§ STATED GOAL:
Give the number of lines in the listing that hold the word "short". Write nothing but that number.

§ SUPPLIED ENTRIES:
------------------------------------------------
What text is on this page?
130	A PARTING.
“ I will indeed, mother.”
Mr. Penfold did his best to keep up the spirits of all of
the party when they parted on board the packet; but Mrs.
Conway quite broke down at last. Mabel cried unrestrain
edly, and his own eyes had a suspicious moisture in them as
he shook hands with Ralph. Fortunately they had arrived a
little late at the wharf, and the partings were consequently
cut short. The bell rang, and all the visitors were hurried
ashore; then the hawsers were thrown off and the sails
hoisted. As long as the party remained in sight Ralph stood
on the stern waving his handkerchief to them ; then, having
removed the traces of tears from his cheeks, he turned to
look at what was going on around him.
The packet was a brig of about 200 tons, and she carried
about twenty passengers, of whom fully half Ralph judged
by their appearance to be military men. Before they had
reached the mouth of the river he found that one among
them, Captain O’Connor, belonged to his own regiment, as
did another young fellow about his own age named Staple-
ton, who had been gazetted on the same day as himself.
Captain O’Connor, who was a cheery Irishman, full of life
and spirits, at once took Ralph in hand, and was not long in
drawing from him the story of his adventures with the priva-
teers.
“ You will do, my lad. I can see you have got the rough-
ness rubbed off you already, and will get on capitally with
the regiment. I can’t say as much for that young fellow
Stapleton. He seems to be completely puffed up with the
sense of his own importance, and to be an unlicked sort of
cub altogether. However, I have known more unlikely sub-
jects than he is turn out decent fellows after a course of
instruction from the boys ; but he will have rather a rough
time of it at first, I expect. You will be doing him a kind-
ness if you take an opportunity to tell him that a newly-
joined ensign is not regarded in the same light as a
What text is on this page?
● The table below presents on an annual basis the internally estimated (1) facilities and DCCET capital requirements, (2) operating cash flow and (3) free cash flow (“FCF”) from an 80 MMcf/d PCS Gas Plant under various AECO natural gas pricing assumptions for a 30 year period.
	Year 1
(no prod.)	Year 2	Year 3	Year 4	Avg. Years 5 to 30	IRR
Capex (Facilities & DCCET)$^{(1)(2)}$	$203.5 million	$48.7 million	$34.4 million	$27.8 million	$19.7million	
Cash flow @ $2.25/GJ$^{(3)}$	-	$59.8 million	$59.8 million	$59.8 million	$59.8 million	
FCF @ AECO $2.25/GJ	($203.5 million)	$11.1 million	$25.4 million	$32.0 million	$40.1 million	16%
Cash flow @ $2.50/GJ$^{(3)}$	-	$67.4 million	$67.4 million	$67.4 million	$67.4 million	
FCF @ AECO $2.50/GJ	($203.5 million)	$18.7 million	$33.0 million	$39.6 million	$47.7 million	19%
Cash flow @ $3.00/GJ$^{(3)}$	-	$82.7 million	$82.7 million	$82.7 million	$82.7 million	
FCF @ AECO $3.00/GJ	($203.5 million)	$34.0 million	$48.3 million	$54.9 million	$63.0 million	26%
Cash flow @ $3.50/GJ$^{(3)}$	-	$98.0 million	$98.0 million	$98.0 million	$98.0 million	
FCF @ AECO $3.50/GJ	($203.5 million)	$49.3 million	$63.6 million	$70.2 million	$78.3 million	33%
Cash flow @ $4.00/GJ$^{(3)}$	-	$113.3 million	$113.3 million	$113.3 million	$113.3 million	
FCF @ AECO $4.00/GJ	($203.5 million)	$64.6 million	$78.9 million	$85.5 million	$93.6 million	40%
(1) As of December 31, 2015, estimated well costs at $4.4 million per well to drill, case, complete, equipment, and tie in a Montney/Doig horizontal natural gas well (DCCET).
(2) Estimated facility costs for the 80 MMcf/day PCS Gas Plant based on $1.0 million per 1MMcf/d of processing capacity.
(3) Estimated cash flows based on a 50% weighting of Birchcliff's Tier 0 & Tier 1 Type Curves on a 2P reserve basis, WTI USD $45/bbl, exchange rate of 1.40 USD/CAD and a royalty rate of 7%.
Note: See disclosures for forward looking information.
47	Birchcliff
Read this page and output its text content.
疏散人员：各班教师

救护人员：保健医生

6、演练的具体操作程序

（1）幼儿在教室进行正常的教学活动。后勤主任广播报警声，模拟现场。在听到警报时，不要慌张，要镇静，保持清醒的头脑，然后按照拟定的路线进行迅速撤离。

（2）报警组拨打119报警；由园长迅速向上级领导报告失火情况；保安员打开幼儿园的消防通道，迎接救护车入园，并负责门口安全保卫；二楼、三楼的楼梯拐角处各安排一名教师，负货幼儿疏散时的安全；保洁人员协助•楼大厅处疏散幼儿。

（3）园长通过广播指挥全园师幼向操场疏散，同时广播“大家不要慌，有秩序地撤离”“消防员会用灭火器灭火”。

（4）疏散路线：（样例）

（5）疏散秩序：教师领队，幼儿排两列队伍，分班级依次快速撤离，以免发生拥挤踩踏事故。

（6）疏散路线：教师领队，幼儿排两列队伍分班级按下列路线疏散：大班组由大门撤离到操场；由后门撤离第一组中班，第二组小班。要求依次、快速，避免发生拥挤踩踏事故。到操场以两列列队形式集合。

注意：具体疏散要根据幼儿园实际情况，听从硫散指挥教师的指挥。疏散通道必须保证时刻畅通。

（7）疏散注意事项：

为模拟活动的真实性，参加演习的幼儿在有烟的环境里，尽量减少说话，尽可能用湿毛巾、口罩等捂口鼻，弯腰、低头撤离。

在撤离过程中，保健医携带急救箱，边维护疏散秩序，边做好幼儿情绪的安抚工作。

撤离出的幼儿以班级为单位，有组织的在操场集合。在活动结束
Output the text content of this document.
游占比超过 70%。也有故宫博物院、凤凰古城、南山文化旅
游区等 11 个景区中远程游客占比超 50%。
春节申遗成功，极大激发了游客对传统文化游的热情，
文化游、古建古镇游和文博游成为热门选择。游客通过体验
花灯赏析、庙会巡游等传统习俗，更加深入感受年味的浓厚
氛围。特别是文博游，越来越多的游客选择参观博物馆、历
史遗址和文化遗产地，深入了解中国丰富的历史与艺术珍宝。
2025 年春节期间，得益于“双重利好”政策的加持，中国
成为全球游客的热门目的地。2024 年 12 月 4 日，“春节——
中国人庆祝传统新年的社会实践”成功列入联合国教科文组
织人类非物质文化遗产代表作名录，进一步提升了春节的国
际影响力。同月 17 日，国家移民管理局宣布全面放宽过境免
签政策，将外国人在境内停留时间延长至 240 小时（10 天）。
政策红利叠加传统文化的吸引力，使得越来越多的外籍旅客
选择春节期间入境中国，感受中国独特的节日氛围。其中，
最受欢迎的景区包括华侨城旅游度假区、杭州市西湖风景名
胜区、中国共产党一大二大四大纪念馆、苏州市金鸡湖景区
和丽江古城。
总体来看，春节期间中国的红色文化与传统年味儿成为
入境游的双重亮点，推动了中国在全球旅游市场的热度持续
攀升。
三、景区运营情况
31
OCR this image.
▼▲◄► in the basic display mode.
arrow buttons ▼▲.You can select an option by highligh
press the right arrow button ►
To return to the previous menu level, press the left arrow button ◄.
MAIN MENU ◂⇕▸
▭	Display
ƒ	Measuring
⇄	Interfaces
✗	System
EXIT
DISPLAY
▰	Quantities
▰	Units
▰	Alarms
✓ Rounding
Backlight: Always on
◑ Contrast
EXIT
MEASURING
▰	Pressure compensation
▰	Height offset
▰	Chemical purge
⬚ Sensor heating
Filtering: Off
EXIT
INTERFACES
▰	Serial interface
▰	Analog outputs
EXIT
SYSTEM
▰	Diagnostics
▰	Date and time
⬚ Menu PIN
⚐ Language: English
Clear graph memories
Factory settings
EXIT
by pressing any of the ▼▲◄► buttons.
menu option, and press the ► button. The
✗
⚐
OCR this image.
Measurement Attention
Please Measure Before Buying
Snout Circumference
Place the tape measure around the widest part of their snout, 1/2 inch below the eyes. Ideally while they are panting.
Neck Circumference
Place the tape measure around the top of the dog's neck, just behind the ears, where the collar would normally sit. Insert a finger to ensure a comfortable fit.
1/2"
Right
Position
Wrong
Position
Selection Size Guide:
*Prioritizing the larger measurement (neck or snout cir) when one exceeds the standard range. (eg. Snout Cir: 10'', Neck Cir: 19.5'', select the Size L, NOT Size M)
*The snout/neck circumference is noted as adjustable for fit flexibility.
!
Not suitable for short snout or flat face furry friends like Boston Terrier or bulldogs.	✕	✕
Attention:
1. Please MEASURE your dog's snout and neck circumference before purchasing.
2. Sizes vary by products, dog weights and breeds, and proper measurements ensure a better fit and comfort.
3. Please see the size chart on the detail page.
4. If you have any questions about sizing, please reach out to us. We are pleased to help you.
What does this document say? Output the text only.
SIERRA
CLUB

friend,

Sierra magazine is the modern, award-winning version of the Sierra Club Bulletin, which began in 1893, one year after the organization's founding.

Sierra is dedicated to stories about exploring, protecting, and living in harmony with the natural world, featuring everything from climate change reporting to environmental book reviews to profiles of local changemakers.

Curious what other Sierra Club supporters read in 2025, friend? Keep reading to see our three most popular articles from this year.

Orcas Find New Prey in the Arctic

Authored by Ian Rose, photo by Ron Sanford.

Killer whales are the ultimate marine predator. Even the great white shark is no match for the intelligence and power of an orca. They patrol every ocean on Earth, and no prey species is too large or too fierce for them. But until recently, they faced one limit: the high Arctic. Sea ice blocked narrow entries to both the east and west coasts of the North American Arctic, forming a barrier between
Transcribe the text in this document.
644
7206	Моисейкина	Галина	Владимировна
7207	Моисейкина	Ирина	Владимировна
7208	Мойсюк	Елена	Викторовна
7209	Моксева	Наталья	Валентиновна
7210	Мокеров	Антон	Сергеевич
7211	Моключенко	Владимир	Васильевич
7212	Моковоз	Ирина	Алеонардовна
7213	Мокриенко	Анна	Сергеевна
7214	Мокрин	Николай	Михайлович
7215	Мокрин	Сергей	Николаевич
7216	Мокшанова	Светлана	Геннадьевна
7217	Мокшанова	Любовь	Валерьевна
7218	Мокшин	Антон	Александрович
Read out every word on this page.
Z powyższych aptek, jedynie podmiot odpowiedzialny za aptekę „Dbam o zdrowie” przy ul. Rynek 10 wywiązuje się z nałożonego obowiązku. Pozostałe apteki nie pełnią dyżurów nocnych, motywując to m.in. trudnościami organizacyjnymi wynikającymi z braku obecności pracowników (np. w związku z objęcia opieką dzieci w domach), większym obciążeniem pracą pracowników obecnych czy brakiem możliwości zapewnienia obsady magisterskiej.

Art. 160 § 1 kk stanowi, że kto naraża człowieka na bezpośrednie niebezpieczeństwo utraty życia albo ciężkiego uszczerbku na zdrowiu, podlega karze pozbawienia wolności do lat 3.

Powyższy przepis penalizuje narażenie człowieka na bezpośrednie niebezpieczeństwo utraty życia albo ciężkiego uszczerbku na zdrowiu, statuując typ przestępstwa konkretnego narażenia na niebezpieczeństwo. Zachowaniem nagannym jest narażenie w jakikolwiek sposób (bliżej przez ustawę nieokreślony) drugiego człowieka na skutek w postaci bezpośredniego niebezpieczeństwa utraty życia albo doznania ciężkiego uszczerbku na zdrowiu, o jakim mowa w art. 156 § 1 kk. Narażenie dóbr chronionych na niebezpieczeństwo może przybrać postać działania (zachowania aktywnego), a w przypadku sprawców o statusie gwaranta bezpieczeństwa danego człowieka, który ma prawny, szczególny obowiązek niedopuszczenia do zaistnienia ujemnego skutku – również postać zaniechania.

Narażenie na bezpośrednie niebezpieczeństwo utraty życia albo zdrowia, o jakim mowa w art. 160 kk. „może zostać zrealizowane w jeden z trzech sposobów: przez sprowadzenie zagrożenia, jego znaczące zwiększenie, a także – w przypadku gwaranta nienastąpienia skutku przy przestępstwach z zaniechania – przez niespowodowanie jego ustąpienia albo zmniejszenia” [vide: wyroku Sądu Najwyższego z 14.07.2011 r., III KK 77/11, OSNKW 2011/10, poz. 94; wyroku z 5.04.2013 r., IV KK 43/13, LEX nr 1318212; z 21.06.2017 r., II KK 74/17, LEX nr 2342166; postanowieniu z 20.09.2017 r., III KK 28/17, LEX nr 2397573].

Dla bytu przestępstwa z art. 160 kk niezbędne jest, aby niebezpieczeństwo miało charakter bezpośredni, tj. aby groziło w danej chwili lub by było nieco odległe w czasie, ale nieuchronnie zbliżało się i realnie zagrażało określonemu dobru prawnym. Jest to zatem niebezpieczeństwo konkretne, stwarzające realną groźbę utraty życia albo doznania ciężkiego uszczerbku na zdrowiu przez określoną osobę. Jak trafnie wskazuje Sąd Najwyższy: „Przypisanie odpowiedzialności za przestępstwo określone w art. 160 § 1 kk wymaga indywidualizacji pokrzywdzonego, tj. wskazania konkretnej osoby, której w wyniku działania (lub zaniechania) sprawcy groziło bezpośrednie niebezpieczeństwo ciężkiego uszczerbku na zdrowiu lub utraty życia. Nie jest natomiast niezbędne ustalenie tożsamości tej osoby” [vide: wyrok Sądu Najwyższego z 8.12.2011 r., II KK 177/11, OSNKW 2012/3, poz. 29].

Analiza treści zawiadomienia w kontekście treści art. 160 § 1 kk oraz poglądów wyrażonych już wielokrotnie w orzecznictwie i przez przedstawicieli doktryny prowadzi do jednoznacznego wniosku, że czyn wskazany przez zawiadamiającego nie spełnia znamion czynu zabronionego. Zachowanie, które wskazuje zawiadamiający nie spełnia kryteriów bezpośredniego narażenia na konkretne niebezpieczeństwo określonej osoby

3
------------------------------------------------
§ SOLUTION FOR THIS PROBLEM:
2